— BEGIN —

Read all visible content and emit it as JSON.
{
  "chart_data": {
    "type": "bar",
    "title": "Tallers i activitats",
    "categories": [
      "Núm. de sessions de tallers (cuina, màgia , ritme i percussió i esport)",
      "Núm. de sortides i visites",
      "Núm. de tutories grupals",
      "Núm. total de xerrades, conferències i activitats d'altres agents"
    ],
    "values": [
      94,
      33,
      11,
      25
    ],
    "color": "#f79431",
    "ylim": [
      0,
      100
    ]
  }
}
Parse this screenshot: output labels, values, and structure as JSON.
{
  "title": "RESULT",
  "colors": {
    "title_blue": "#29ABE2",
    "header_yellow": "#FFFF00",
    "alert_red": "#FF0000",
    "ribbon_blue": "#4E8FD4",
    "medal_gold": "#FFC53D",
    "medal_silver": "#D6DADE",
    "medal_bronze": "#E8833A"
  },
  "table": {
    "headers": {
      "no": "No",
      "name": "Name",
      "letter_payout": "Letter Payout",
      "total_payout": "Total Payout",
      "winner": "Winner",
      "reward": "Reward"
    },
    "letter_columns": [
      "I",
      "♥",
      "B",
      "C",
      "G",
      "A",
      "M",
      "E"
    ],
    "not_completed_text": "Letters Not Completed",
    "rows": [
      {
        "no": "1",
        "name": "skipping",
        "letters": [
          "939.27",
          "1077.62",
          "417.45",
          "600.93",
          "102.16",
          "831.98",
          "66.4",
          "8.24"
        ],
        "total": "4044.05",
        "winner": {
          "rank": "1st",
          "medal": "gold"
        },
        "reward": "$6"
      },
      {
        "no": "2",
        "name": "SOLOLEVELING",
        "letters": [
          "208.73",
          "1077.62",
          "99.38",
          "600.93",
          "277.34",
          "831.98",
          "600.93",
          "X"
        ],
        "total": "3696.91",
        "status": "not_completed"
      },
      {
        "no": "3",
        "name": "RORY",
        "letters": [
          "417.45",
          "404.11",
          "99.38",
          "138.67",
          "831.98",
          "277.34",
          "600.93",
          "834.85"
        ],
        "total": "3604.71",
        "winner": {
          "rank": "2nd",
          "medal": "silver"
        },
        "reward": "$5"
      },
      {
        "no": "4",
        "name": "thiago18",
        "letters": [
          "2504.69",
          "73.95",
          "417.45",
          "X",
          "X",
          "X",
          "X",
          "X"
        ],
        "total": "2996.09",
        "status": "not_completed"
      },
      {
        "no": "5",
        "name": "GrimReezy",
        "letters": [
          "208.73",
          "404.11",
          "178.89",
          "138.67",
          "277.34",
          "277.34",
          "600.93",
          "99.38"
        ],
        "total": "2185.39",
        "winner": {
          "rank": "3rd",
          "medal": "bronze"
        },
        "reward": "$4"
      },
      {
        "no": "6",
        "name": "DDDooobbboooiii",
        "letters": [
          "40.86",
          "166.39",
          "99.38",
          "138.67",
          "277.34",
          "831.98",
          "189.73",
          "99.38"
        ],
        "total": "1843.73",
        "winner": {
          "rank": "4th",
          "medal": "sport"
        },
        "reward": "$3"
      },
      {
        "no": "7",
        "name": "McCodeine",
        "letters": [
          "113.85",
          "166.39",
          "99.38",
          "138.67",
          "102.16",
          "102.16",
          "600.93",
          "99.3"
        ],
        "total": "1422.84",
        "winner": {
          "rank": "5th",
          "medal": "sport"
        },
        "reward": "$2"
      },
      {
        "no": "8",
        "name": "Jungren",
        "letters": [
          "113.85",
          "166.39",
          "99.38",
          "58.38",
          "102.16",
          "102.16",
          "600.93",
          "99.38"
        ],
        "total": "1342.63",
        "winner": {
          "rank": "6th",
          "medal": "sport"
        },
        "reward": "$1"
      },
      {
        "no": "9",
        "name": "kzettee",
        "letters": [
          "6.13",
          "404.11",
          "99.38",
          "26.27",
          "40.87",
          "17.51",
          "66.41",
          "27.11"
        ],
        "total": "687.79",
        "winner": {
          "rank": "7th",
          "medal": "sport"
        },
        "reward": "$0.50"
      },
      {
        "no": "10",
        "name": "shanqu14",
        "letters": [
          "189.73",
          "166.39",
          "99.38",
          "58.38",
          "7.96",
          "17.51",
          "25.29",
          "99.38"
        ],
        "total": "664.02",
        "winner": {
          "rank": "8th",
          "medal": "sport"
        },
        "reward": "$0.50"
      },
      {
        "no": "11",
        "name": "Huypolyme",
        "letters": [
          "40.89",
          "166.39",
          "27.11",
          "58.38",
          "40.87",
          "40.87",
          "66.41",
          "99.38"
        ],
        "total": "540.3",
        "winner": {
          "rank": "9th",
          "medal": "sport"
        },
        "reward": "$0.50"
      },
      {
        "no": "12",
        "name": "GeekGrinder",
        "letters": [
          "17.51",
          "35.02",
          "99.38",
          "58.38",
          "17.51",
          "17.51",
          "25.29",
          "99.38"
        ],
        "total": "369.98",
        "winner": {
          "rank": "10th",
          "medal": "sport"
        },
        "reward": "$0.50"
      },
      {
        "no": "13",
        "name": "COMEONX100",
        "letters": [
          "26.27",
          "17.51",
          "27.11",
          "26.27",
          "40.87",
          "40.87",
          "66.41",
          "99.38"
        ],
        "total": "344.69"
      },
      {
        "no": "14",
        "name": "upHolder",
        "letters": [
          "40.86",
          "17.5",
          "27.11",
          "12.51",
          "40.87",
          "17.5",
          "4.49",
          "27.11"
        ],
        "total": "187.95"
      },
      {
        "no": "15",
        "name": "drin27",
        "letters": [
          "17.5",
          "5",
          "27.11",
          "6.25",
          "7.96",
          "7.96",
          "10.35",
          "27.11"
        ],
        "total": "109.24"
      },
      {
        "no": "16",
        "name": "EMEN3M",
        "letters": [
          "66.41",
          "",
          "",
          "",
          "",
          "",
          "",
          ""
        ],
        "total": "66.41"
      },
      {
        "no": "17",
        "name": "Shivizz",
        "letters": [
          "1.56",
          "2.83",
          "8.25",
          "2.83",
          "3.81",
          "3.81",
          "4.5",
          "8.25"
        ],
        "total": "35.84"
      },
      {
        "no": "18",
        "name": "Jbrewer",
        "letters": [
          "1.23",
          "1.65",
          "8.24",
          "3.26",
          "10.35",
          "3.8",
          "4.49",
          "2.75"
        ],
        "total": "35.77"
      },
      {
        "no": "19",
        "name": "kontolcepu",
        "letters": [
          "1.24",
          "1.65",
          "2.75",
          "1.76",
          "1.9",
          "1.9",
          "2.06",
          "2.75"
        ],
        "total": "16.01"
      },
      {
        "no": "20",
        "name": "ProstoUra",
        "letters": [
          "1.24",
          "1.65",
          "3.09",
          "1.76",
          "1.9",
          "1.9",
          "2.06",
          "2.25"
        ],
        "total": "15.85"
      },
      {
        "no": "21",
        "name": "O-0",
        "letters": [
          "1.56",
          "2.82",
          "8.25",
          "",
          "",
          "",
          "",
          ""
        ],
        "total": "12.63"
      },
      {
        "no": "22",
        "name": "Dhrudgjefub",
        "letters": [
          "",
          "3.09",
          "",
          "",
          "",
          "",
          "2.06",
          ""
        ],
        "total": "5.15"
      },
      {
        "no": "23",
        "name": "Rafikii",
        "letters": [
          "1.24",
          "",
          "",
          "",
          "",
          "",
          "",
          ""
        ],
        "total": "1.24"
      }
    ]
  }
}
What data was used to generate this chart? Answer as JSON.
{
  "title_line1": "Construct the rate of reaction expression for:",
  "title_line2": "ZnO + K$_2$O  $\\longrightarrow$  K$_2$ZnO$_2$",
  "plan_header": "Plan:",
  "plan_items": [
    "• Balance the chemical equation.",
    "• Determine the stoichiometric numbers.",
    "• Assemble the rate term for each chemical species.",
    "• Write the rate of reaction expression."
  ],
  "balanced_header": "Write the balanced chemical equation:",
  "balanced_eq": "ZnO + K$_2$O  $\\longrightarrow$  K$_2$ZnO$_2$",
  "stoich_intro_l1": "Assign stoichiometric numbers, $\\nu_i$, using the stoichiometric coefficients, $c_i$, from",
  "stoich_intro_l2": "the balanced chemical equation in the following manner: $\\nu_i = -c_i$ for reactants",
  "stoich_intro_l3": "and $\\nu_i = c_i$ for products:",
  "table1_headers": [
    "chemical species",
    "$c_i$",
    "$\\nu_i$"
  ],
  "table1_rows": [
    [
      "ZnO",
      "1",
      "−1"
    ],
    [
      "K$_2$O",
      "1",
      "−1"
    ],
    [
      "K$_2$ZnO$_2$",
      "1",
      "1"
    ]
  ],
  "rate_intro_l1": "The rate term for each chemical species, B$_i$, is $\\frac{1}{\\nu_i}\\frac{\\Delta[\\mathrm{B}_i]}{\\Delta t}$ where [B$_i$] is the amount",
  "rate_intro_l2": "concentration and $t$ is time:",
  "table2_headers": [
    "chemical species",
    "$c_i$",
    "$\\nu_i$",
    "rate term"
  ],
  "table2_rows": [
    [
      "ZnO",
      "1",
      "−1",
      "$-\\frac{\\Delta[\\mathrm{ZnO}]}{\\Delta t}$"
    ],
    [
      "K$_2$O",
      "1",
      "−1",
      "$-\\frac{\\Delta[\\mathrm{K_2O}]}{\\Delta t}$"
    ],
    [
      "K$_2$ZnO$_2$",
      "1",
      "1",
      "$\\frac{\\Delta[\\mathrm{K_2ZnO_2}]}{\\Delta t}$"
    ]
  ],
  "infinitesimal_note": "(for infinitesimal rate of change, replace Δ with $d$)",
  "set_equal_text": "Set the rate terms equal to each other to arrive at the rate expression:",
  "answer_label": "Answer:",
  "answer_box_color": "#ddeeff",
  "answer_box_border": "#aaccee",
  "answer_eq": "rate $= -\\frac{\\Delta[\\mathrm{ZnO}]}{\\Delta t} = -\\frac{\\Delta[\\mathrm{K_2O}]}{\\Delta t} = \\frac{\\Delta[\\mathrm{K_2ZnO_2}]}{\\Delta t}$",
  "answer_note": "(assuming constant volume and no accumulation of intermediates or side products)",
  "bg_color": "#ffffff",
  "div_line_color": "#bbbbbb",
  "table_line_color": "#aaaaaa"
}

— END —

EXERCISE: Pick out lines containing the word "activitats", each one as written.

RESPONSE BELOW:
    "title": "Tallers i activitats",
      "Núm. total de xerrades, conferències i activitats d'altres agents"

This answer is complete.